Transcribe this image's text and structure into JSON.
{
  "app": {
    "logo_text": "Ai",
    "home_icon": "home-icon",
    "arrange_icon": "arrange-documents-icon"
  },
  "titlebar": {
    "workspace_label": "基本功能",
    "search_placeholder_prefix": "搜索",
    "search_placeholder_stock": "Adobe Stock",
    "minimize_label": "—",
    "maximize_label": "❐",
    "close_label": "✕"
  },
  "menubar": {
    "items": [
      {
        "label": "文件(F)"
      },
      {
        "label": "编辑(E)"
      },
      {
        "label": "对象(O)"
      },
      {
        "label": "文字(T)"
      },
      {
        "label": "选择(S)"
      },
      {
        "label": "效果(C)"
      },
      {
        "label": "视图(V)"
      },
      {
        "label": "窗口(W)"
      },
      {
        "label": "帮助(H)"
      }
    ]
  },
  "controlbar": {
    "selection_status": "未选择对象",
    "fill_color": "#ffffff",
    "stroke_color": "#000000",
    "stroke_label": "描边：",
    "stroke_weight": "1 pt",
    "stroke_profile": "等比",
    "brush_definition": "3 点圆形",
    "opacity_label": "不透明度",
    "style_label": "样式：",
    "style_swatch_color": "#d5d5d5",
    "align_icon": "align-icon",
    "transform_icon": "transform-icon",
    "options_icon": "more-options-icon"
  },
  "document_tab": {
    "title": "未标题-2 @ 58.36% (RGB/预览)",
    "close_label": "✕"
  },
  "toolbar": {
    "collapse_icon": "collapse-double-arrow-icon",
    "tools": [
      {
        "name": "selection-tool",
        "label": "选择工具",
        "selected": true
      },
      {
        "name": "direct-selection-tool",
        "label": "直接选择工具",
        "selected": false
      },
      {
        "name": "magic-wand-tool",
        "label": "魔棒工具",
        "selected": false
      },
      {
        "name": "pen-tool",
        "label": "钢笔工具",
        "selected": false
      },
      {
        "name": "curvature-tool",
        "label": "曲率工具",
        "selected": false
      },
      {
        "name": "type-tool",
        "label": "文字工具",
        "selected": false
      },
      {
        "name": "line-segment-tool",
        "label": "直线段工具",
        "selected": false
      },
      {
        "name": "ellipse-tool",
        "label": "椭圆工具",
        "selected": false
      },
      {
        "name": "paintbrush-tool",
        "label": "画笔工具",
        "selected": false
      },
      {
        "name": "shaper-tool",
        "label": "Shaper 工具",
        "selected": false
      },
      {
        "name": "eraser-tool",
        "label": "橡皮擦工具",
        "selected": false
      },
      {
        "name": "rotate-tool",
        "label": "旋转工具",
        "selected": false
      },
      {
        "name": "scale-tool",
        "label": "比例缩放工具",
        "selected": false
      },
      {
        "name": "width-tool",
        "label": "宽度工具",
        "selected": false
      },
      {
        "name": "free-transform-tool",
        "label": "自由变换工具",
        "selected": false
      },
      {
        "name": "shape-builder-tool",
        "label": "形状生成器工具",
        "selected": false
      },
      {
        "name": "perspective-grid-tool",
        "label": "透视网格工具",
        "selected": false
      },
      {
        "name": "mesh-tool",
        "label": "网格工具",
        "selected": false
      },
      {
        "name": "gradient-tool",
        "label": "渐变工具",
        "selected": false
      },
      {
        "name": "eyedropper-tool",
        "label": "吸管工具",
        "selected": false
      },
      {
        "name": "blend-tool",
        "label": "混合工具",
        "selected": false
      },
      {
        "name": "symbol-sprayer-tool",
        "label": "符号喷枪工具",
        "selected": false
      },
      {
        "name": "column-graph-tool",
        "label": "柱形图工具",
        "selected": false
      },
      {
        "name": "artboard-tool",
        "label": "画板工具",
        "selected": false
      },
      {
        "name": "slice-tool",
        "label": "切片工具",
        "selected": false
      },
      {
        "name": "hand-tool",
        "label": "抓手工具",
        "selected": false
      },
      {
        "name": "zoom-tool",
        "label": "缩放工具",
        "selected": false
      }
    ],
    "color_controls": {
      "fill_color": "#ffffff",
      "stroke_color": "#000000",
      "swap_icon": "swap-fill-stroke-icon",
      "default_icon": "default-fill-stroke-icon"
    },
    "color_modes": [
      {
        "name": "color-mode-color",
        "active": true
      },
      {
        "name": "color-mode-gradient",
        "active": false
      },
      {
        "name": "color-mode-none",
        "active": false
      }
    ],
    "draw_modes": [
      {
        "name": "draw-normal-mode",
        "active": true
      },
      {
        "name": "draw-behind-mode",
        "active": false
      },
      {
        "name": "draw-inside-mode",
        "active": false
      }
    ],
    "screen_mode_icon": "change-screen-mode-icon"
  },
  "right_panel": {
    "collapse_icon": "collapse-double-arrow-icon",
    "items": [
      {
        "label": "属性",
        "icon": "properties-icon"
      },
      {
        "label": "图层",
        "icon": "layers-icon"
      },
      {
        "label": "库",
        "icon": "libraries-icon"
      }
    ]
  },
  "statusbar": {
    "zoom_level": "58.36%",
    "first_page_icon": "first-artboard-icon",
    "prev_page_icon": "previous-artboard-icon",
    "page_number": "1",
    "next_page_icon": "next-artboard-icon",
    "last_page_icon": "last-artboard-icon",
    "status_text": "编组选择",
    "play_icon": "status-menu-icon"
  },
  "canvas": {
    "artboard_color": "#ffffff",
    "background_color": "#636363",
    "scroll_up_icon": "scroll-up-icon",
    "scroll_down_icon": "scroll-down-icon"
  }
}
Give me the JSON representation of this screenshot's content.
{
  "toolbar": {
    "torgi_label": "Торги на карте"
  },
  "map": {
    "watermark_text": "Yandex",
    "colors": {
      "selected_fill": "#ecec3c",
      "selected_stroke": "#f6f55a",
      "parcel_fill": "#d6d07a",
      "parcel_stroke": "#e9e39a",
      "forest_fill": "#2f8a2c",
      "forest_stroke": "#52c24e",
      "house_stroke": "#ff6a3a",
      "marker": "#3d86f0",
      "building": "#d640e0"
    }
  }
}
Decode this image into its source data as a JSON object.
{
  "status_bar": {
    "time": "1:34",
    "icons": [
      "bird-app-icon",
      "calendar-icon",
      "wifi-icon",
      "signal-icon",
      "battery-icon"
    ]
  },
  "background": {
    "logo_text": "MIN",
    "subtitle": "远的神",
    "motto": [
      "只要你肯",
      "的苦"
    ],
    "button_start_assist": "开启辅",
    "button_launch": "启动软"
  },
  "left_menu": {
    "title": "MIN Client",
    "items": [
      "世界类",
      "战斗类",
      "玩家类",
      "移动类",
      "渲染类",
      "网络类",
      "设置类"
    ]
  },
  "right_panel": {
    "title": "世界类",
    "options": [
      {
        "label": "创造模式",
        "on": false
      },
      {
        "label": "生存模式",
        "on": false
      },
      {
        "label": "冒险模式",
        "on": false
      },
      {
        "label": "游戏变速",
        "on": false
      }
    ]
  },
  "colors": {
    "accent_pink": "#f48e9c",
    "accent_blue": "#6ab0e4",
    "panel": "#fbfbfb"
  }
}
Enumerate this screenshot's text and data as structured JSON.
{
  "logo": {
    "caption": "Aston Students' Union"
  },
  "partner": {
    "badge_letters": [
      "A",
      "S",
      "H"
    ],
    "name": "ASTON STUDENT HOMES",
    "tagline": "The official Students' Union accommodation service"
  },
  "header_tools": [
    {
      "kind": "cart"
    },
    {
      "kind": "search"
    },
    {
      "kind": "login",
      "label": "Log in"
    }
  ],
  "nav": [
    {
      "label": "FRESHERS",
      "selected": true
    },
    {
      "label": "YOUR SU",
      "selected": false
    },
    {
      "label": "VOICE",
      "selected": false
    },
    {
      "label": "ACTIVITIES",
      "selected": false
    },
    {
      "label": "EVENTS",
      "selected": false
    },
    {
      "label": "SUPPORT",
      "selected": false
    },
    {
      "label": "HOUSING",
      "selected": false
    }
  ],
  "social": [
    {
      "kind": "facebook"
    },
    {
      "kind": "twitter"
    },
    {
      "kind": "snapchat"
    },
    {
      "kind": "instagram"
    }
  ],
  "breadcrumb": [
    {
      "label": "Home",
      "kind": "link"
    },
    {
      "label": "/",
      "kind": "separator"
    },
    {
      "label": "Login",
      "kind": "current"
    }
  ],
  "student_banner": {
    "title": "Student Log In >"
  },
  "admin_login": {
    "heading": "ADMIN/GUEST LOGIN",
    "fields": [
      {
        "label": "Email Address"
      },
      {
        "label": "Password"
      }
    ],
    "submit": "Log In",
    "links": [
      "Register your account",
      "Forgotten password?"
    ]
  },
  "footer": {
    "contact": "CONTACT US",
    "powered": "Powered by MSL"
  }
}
----------
Problem to work on:
Show every line of the records above that contains the word "scroll".

The completed task:
    "scroll_up_icon": "scroll-up-icon",
    "scroll_down_icon": "scroll-down-icon"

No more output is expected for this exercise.